(Stored entries)
## start
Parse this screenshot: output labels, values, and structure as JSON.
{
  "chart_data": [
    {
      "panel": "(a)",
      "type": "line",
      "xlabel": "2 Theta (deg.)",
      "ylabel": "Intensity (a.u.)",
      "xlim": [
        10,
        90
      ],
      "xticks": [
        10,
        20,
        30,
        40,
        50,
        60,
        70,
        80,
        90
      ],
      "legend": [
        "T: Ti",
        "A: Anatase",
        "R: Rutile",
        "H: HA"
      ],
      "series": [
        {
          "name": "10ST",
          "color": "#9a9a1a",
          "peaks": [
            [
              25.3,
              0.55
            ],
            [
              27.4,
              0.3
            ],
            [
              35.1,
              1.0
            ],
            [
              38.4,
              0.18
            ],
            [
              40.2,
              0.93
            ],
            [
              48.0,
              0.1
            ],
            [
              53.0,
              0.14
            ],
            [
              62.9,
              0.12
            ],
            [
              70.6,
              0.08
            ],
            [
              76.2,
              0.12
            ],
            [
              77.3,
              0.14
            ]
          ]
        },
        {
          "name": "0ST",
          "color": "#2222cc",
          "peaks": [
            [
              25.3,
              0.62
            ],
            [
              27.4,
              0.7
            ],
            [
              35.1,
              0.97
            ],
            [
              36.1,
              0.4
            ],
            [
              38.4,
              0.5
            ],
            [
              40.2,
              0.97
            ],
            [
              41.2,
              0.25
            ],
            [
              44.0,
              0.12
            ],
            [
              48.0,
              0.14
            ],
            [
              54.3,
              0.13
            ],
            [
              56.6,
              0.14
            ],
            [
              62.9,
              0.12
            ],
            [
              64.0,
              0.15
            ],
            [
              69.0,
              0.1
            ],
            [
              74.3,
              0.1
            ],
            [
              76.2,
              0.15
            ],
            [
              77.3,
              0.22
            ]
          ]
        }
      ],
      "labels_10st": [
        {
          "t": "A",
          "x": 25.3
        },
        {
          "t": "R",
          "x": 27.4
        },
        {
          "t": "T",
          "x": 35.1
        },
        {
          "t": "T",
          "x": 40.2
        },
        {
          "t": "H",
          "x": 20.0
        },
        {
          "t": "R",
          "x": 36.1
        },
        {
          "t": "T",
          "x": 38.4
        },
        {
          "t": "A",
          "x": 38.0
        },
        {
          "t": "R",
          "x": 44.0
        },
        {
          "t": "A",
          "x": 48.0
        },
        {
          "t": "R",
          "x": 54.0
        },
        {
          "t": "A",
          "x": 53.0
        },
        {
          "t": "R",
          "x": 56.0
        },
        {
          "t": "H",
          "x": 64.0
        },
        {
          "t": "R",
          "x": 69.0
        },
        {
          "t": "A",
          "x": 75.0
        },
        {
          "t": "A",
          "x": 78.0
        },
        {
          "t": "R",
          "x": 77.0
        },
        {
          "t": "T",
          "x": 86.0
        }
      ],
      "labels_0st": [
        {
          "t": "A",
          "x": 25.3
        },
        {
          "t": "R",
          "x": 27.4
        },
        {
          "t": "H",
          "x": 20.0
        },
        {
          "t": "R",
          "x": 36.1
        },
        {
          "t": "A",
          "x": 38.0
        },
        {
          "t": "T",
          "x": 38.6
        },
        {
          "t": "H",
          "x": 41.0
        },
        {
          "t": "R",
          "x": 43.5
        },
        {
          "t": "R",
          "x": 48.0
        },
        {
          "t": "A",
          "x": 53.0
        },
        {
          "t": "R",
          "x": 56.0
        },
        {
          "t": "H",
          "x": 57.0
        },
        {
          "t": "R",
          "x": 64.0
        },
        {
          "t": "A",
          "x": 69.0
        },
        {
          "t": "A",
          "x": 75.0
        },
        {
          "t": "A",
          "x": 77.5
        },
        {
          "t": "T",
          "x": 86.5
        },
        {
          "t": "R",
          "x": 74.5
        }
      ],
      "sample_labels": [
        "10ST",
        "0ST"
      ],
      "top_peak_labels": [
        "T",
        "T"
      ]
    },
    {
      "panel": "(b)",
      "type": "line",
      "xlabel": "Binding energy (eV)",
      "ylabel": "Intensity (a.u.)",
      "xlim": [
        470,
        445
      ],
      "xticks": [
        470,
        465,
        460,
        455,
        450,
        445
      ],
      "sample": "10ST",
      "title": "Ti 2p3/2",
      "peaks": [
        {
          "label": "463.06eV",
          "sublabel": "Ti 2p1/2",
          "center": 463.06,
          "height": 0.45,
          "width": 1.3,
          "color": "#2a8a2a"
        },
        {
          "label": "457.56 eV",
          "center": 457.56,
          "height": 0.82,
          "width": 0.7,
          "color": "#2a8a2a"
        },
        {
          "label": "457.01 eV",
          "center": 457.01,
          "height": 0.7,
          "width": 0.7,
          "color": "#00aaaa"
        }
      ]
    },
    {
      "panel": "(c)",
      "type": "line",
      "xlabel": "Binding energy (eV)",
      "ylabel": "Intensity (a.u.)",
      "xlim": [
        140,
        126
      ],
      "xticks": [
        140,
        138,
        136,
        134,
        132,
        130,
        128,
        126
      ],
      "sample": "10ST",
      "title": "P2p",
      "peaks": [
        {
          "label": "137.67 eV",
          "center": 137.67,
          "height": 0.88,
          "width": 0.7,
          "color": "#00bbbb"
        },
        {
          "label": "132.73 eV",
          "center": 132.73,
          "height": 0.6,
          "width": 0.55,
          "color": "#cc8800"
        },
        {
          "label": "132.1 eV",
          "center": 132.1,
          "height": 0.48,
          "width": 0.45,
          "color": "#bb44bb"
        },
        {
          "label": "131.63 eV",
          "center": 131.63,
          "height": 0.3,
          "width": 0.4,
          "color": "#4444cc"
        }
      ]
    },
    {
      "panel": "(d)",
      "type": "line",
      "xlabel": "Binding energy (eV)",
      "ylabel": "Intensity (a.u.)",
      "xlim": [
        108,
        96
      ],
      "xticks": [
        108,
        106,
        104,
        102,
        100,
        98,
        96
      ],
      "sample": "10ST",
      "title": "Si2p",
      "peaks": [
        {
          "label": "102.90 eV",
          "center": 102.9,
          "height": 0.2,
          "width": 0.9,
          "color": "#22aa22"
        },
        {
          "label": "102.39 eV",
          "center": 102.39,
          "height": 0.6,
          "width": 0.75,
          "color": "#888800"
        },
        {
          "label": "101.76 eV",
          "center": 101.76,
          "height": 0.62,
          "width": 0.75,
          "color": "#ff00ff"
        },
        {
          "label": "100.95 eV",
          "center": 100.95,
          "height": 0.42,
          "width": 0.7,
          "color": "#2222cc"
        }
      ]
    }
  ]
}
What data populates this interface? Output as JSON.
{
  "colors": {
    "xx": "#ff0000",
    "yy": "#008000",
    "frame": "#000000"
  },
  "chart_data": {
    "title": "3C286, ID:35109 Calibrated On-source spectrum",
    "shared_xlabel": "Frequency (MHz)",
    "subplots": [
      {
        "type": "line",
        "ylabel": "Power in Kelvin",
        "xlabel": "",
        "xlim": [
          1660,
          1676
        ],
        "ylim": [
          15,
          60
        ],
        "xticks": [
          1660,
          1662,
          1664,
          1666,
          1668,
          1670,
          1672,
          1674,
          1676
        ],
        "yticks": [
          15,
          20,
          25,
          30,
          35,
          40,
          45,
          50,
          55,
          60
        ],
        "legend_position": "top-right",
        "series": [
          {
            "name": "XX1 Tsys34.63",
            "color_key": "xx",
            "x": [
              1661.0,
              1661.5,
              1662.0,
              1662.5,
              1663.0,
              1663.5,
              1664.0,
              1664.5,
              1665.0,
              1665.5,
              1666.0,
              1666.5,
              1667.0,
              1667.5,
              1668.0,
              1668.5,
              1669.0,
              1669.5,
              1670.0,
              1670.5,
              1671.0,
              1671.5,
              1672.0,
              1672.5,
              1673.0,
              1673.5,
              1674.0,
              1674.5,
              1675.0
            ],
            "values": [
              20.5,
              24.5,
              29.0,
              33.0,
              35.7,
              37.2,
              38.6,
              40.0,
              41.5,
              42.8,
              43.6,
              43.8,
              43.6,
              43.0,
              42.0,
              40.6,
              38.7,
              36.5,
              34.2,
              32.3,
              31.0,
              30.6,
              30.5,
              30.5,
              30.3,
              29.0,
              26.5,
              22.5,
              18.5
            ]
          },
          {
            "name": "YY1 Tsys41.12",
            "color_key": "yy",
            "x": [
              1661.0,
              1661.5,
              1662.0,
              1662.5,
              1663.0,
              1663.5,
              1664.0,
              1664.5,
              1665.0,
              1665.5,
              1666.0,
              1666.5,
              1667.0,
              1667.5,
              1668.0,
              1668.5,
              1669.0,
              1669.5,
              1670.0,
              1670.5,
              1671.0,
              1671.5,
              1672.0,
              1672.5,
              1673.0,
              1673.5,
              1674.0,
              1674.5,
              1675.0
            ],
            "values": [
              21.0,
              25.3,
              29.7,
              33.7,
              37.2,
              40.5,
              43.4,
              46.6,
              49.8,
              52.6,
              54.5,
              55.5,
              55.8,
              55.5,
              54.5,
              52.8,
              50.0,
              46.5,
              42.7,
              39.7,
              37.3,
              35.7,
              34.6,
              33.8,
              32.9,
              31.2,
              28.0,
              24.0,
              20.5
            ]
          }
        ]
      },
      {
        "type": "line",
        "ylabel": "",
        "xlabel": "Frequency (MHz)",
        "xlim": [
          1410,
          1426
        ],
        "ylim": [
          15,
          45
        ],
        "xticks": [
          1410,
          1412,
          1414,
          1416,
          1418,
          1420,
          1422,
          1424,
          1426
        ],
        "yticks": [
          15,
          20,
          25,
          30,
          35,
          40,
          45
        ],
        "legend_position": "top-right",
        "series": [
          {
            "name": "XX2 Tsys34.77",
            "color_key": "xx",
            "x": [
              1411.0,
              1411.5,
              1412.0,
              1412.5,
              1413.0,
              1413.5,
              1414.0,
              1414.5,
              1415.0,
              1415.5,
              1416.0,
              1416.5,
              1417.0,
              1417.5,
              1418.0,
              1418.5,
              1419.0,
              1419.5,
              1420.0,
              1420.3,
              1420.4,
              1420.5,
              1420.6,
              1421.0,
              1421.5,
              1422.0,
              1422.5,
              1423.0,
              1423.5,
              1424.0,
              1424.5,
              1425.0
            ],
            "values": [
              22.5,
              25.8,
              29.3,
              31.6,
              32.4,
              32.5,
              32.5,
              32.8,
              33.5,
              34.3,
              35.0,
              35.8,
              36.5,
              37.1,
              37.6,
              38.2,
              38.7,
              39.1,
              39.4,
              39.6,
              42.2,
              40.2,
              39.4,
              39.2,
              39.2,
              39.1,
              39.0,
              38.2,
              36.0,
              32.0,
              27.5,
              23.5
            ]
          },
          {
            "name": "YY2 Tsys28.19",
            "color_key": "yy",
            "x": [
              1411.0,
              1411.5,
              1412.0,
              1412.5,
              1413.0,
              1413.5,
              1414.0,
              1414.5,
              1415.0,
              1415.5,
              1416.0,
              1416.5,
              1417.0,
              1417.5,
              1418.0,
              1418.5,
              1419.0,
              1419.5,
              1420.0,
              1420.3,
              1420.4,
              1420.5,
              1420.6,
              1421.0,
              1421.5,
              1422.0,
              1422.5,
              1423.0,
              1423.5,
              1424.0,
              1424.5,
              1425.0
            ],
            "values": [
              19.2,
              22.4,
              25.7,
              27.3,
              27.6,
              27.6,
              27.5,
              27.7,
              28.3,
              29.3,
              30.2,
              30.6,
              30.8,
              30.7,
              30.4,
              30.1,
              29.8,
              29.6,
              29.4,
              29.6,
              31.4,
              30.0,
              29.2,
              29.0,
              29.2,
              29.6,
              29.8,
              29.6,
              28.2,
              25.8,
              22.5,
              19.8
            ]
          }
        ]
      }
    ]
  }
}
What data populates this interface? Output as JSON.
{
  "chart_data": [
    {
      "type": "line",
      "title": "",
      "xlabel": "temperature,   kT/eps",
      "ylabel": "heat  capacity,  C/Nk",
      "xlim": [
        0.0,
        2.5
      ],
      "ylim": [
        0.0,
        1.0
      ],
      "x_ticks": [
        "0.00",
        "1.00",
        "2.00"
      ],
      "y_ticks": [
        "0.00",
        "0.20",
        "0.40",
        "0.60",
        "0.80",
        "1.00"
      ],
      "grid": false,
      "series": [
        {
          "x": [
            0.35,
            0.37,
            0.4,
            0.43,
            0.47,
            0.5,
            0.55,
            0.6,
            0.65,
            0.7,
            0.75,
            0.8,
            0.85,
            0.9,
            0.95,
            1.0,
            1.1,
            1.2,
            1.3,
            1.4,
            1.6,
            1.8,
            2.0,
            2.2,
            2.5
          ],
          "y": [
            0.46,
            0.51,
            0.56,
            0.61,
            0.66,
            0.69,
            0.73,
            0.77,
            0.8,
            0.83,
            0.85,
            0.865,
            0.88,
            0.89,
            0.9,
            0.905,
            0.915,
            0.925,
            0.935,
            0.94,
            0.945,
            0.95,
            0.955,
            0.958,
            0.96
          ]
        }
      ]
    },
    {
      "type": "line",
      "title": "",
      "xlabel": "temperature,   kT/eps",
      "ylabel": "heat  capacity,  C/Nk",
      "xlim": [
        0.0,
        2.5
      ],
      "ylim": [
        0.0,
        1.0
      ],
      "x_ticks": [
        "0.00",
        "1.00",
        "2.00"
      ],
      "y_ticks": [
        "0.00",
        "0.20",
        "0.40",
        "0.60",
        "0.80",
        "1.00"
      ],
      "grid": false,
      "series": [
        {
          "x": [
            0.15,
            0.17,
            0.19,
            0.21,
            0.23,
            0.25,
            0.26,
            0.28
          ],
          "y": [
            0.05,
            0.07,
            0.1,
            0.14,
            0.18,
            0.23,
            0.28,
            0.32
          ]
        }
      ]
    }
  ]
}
## end
» **OBJECTIVE**:
Review the preceding data and report every line that includes the string "title".

» **REPLY TO THE EXERCISE**:
      "title": "Ti 2p3/2",
      "title": "P2p",
      "title": "Si2p",
    "title": "3C286, ID:35109 Calibrated On-source spectrum",
      "title": "",
      "title": "",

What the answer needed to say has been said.